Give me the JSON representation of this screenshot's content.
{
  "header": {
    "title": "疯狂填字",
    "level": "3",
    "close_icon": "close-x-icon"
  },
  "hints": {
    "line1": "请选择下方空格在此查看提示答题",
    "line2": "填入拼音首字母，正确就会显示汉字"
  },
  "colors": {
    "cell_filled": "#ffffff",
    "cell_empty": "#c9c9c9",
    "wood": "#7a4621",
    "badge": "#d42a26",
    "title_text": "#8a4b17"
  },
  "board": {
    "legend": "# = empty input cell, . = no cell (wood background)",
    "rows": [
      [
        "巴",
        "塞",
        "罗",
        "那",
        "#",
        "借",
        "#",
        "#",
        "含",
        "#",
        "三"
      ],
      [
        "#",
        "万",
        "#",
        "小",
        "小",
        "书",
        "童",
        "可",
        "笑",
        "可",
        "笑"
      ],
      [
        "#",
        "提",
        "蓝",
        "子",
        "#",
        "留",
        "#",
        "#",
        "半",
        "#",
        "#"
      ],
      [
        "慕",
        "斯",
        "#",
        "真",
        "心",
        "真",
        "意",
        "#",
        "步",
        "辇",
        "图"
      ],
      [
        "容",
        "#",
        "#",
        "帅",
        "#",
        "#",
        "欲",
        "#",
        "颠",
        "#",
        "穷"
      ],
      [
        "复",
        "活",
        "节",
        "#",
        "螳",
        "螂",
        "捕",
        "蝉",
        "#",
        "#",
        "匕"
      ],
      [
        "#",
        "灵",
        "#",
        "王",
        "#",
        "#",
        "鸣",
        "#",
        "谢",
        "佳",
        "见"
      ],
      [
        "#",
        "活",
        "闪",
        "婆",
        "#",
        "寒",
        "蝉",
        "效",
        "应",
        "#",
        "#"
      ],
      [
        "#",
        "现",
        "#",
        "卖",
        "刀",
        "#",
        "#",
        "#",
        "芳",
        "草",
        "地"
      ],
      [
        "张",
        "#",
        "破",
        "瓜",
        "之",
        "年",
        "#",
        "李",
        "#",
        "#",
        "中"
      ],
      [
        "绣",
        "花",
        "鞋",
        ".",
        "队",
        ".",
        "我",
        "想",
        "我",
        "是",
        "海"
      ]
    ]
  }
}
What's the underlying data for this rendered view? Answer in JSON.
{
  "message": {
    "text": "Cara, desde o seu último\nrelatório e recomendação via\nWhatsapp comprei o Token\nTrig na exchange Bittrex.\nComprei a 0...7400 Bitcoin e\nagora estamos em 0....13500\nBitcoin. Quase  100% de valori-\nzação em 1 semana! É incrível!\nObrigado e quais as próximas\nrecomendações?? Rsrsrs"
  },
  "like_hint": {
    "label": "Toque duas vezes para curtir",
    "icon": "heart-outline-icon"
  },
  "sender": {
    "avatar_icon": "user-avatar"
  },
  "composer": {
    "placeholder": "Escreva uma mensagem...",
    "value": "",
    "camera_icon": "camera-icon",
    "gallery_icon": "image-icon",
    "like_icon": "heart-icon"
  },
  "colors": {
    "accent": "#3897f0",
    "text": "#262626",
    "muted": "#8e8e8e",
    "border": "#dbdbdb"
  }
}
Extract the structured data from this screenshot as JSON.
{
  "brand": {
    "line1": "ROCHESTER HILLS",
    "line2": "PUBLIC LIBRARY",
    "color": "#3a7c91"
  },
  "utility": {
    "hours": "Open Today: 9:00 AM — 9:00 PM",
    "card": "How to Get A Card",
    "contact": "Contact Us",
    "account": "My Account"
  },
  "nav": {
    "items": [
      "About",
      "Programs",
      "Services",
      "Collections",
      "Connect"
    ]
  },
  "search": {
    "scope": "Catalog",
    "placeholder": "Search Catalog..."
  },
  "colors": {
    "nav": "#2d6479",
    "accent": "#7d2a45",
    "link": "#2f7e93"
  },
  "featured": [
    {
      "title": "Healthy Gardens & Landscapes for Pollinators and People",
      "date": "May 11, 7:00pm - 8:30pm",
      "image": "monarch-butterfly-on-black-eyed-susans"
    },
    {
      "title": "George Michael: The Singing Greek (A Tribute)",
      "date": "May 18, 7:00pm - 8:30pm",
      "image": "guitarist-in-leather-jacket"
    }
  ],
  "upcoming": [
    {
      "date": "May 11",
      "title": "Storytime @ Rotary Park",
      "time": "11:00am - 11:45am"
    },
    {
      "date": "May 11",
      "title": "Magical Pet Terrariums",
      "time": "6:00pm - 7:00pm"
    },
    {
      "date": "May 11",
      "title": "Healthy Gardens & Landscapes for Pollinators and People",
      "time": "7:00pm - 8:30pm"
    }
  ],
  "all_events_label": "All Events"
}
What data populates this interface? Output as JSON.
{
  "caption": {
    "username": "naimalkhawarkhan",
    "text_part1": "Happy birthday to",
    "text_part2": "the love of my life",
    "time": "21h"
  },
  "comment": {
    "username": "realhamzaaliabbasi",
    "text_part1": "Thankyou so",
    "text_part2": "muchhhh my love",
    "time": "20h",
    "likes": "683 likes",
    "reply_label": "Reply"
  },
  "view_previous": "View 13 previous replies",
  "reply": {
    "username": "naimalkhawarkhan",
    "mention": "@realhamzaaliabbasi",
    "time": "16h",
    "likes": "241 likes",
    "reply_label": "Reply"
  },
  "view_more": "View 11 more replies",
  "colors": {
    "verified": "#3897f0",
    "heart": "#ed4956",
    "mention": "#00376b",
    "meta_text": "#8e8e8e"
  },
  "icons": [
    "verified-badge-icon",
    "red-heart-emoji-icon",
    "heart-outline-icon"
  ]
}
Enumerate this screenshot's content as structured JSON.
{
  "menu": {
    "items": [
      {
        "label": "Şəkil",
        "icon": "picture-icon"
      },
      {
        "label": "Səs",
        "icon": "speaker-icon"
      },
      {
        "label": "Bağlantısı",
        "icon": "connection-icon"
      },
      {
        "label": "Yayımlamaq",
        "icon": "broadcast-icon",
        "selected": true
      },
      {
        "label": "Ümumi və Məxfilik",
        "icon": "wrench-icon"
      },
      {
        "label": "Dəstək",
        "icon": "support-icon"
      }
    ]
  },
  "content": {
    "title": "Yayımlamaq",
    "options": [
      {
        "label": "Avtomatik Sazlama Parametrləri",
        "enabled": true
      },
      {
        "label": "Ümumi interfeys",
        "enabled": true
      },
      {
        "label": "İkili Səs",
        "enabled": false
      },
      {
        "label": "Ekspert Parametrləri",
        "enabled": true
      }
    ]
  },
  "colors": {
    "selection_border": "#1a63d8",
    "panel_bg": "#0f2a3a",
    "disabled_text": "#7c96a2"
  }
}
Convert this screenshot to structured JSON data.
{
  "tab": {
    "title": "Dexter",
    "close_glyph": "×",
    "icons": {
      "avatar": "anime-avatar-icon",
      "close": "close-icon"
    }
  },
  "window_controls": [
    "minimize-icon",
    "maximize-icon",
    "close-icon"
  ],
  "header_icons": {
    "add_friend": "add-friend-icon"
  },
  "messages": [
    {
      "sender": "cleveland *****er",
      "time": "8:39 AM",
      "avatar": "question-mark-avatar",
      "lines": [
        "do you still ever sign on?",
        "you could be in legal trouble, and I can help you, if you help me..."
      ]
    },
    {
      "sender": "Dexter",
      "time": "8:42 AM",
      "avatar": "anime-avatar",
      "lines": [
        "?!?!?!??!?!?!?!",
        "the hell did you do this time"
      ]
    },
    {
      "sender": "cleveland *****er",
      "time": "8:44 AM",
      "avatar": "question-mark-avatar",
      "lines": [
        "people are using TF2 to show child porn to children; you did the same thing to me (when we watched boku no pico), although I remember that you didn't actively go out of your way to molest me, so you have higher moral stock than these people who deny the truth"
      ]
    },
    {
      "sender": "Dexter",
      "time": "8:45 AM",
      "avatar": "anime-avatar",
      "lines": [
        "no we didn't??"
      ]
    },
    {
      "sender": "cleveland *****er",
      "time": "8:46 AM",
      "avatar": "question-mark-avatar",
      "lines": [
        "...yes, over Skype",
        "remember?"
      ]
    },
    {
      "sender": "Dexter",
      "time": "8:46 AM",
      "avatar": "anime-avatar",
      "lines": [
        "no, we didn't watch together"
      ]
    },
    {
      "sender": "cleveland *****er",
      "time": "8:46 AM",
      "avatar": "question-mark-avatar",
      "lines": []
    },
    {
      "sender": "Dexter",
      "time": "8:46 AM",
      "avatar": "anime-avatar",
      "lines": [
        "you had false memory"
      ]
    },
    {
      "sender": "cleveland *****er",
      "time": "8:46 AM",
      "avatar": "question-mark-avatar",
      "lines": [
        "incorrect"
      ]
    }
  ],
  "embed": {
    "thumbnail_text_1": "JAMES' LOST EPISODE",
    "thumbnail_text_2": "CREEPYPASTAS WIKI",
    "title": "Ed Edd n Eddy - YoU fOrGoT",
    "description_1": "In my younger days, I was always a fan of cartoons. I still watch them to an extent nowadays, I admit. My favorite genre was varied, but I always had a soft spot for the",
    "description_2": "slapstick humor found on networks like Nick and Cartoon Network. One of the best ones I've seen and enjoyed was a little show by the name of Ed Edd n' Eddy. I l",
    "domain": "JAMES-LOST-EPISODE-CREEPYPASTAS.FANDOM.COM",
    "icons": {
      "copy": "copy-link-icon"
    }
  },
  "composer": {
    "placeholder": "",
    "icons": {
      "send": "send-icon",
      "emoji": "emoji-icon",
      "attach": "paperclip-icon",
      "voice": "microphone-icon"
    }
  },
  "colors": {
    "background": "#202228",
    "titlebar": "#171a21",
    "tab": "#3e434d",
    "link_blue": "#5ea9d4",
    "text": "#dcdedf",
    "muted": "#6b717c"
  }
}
• • • •
Set problem. Read through the entries and copy each line in which "placeholder" appears.

Output of the exercise.
    "placeholder": "Escreva uma mensagem...",
    "placeholder": "Search Catalog..."
    "placeholder": "",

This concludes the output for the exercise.